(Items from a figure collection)
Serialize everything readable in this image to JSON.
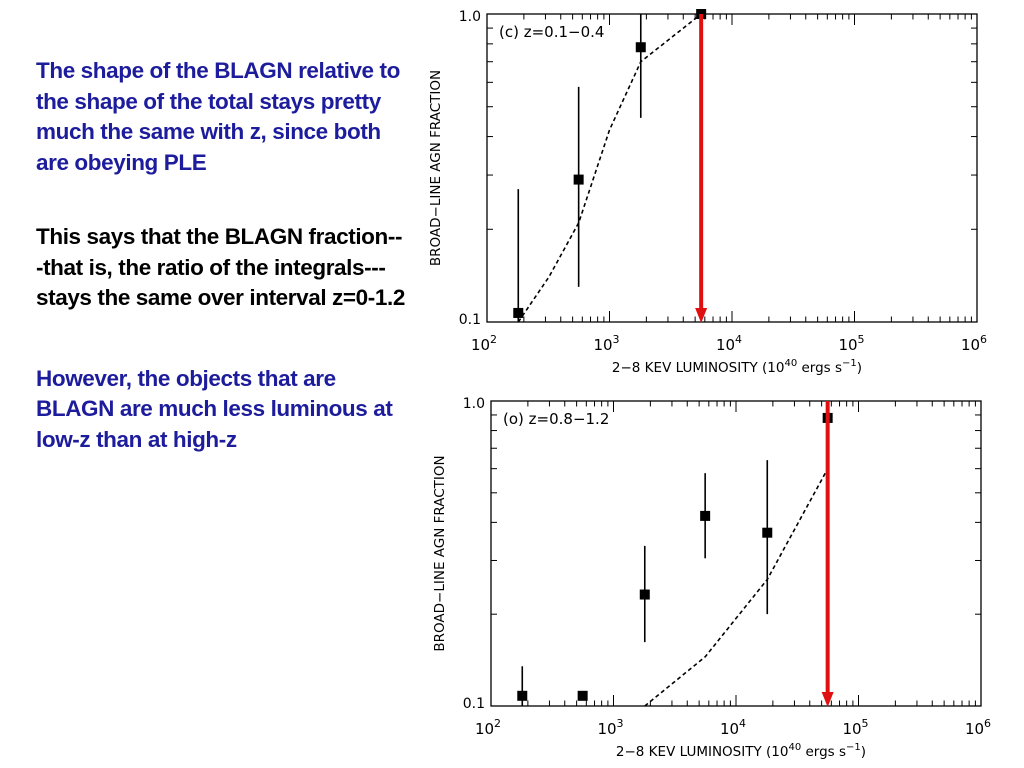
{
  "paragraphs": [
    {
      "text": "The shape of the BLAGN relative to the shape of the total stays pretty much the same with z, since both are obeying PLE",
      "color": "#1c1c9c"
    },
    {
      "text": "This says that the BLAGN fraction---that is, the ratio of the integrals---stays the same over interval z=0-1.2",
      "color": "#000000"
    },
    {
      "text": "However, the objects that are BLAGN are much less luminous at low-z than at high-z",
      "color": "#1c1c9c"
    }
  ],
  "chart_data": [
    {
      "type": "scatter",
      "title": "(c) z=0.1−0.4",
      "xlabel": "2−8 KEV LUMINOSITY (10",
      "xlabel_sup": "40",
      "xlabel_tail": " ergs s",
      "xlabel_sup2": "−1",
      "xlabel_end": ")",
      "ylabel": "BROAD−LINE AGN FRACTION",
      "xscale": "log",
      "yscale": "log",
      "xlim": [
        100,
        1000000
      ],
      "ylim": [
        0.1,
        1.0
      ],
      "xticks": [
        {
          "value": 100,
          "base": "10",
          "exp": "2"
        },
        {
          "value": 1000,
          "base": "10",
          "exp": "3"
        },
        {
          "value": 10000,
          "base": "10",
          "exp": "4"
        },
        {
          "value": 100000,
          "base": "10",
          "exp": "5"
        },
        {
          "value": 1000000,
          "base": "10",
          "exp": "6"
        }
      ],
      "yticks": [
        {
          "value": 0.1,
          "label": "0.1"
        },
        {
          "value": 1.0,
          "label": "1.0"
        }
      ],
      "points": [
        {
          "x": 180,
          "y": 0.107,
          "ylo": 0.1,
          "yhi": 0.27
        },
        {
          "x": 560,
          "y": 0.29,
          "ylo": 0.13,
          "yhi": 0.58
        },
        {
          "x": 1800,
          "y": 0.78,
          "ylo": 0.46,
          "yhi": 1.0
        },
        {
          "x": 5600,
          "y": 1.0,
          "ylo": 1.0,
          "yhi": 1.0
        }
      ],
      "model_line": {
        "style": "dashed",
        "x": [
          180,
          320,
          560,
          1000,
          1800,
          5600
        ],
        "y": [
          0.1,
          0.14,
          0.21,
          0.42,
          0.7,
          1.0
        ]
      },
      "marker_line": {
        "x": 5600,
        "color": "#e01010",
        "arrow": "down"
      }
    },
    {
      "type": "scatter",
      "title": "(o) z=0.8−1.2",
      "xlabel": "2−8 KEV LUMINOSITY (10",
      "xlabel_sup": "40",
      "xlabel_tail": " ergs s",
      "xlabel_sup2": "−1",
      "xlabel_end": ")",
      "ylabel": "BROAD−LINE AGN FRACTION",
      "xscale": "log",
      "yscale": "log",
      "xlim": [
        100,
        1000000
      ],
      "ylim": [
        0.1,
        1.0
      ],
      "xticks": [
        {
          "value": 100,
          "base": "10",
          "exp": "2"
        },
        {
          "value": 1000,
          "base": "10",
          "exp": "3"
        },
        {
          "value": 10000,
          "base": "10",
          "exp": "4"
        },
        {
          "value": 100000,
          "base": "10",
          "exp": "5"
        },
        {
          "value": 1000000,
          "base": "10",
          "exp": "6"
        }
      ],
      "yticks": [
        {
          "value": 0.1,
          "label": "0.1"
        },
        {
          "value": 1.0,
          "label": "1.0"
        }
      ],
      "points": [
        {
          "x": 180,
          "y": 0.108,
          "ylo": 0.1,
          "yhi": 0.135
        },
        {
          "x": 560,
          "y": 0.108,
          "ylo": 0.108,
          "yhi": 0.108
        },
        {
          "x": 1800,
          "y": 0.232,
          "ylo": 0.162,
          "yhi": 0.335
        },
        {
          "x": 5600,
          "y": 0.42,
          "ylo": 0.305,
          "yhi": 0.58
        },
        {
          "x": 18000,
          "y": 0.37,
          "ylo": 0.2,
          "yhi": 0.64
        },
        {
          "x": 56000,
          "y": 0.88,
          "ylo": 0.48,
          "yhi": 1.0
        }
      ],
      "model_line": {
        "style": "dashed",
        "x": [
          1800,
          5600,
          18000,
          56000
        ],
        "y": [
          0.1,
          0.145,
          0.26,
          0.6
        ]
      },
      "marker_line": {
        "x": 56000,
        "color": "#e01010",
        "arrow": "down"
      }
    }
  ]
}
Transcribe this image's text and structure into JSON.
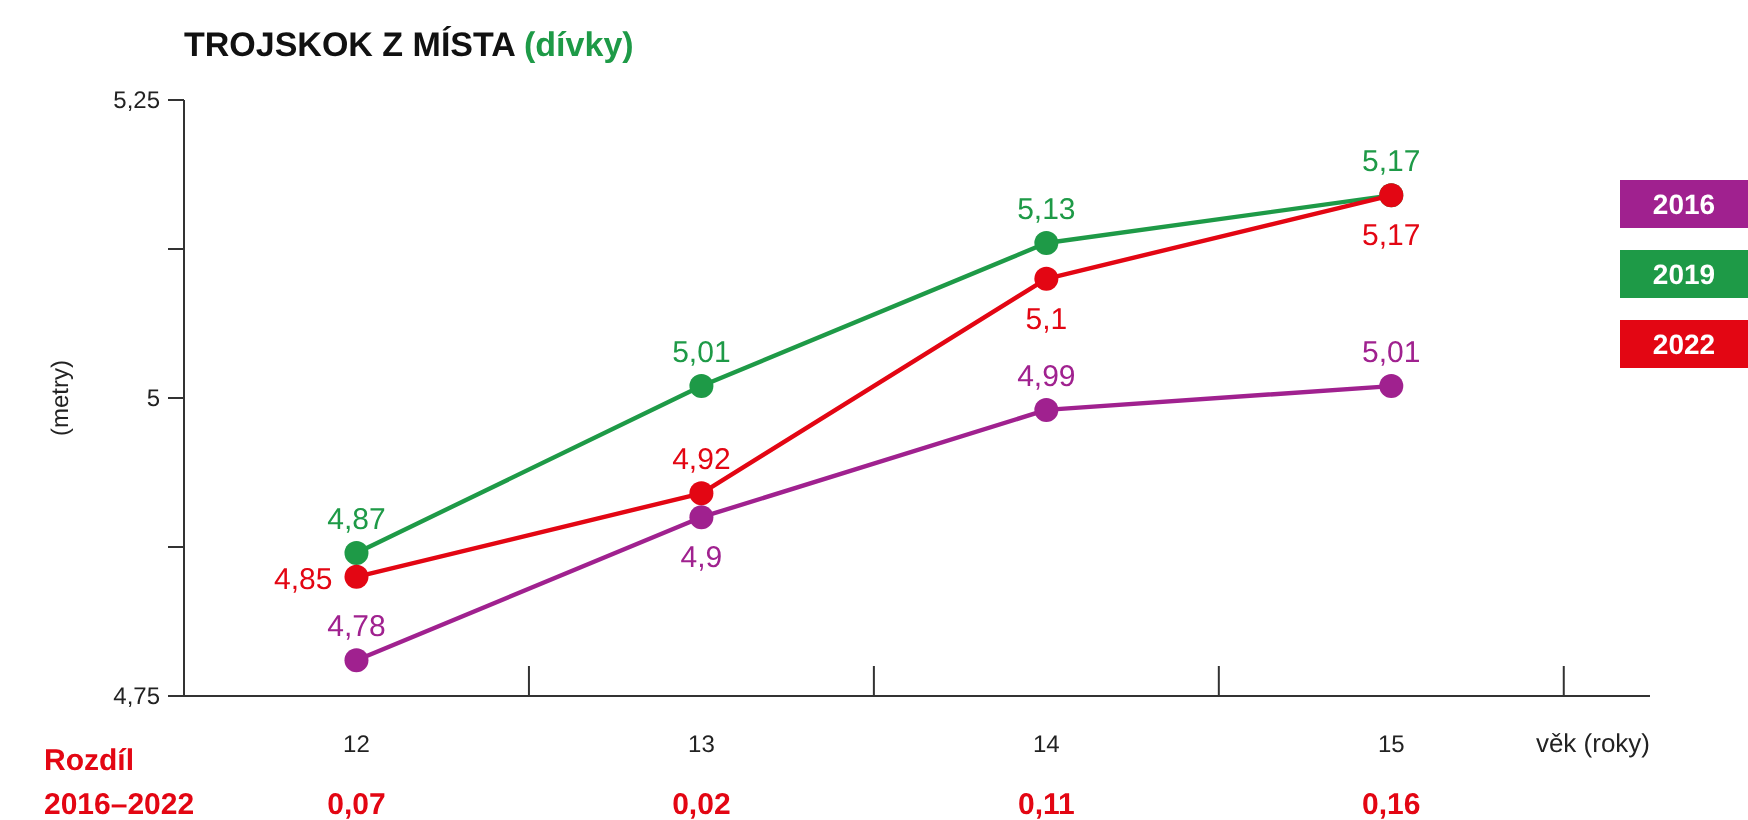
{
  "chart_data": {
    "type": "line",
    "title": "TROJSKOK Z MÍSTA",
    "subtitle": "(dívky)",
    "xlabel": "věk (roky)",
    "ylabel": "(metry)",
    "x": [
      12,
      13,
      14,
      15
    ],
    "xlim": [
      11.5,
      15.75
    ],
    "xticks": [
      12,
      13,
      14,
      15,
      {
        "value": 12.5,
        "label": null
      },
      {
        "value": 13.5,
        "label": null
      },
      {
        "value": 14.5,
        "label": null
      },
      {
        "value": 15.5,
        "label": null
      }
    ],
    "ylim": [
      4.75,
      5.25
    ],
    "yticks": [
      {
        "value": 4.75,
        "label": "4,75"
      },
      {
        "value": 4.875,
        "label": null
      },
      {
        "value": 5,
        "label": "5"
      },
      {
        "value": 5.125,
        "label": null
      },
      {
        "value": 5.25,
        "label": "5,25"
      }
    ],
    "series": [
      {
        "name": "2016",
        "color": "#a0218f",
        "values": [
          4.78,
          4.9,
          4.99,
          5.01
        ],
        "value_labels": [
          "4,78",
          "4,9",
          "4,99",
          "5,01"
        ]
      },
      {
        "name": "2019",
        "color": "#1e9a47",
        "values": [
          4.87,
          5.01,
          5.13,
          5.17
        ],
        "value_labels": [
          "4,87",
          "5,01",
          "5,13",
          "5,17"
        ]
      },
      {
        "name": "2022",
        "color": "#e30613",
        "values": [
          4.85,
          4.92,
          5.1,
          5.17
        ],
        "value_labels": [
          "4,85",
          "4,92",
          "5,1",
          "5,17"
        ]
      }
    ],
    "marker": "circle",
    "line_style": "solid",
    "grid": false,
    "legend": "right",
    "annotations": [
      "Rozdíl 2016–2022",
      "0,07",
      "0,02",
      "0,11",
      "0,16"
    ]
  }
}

**Challenge**
What is the number of lines above that hold the string "BLAGN"? Answer with that number alone.

**Exercise result**
3